**Data excerpts**
<<<<
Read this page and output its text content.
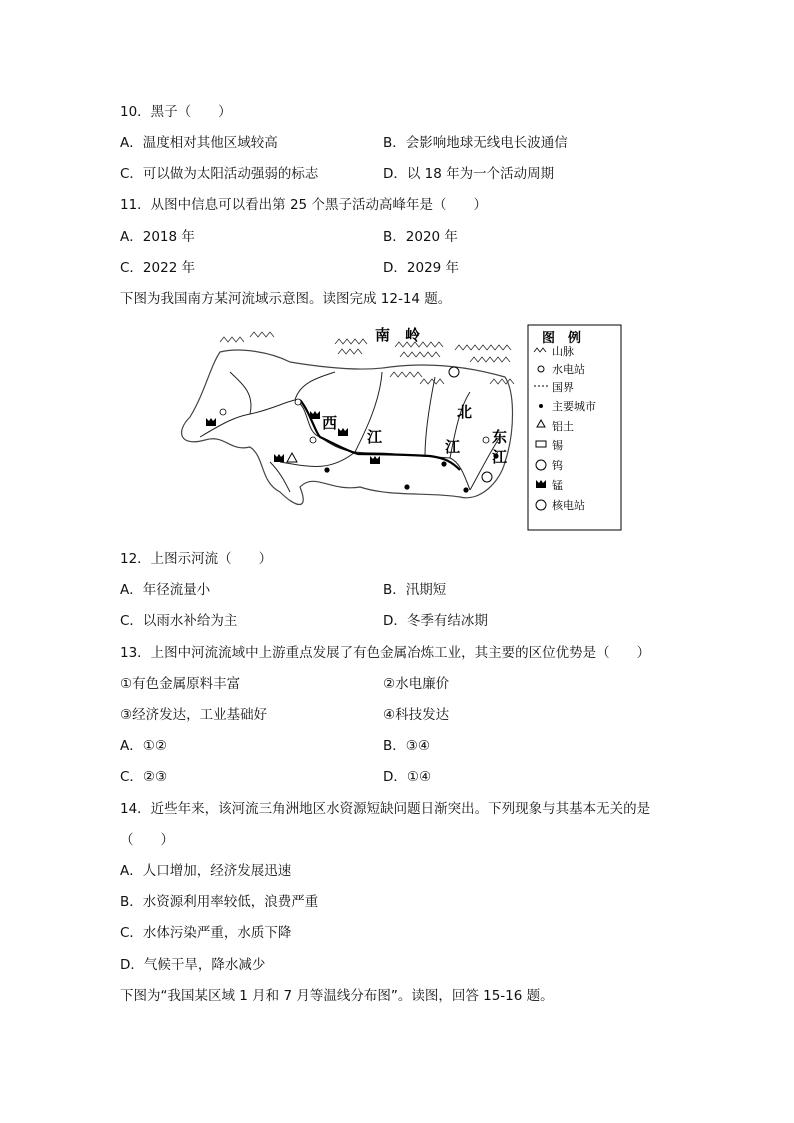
10．黑子（　　）
A．温度相对其他区域较高	B．会影响地球无线电长波通信
C．可以做为太阳活动强弱的标志	D．以 18 年为一个活动周期
11．从图中信息可以看出第 25 个黑子活动高峰年是（　　）
A．2018 年	B．2020 年
C．2022 年	D．2029 年
下图为我国南方某河流域示意图。读图完成 12-14 题。
南　岭
西
江
北
江
东
江
图　例
山脉
水电站
国界
主要城市
铝土
锡
钨
锰
核电站
12．上图示河流（　　）
A．年径流量小	B．汛期短
C．以雨水补给为主	D．冬季有结冰期
13．上图中河流流域中上游重点发展了有色金属冶炼工业，其主要的区位优势是（　　）
①有色金属原料丰富	②水电廉价
③经济发达，工业基础好	④科技发达
A．①②	B．③④
C．②③	D．①④
14．近些年来，该河流三角洲地区水资源短缺问题日渐突出。下列现象与其基本无关的是
（　　）
A．人口增加，经济发展迅速
B．水资源利用率较低，浪费严重
C．水体污染严重，水质下降
D．气候干旱，降水减少
下图为“我国某区域 1 月和 7 月等温线分布图”。读图，回答 15-16 题。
>>>>
**Written task**
Write out the data precisely as given, excluding the pictures.

**The result**
Read this page and output its text content.
10．黑子（　　）
A．温度相对其他区域较高	B．会影响地球无线电长波通信
C．可以做为太阳活动强弱的标志	D．以 18 年为一个活动周期
11．从图中信息可以看出第 25 个黑子活动高峰年是（　　）
A．2018 年	B．2020 年
C．2022 年	D．2029 年
下图为我国南方某河流域示意图。读图完成 12-14 题。
南　岭
西
江
北
江
东
江
图　例
山脉
水电站
国界
主要城市
铝土
锡
钨
锰
核电站
12．上图示河流（　　）
A．年径流量小	B．汛期短
C．以雨水补给为主	D．冬季有结冰期
13．上图中河流流域中上游重点发展了有色金属冶炼工业，其主要的区位优势是（　　）
①有色金属原料丰富	②水电廉价
③经济发达，工业基础好	④科技发达
A．①②	B．③④
C．②③	D．①④
14．近些年来，该河流三角洲地区水资源短缺问题日渐突出。下列现象与其基本无关的是
（　　）
A．人口增加，经济发展迅速
B．水资源利用率较低，浪费严重
C．水体污染严重，水质下降
D．气候干旱，降水减少
下图为“我国某区域 1 月和 7 月等温线分布图”。读图，回答 15-16 题。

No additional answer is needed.